| ТЕКСТ |
^^^^^^^^

Почему Ахилл в одиночестве злится на этот «мир великолепной бессмертной работы»? Возможно, это как-то связано с его чувством призвания. В 9-й книге «Илиады» мы находим его в своем шатре, «сильно и чисто играющим на прекрасной лире», которую он давным-давно выиграл в битве, «воспевая знаменитые подвиги сражающихся героев». Я не могу отделаться от ощущения, что в другом мире из этого диванного барда вышел бы неплохой поэт. (В конце концов, разве не каждый поэт — угрюмый эгоист с гиперактивной тягой к смерти?) Но Ахиллес рожден, чтобы сражаться, а не петь. Все, что стоит между ним и его кровавым призванием, включая «искусно вырезанную» лиру, «прочно закрепленный серебряный мост», должно быть отвергнуто, чтобы он мог следовать этому призванию. Даже сама жизнь не имеет для него большего значения, чем это мрачное занятие. «И за смертью Гектора последует и твоя смерть», — предупреждает его мать, но Ахилл лишь возражает: «Тогда позволь мне умереть сразу». Какой смысл жить, если ты больше не можешь убивать? Ахилл работает не для того, чтобы жить, он живет, чтобы работать — Гомер использует слово ergon, которое означает что-то вроде «труд», чтобы описать усилия героя на поле боя, — и его работа — смерть.

^^^^^^^^

| ЗАДАНИЕ |
Перескажите текст об Ахилле в двух предложениях.

| ПРЕДОСТАВЛЕННЫЕ МАТЕРИАЛЫ |
^^^^^^^^

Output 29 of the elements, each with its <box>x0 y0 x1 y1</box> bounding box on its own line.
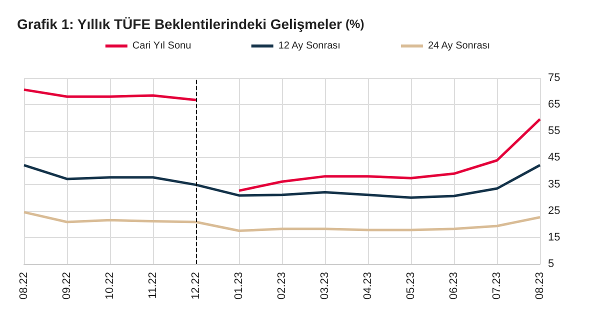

^^^^^^^^

| РЕЗУЛЬТАТ ВЫПОЛНЕНИЯ |
В 9-й книге «Илиады» Ахилл играет в своем шатре на лире и воспевает подвиги героев, однако он рожден, чтобы сражаться, а не петь, и всё, что стоит между ним и его кровавым призванием, должно быть отвергнуто. Даже сама жизнь не имеет для него большего значения, чем это занятие: Ахилл живет, чтобы работать, и его работа — смерть.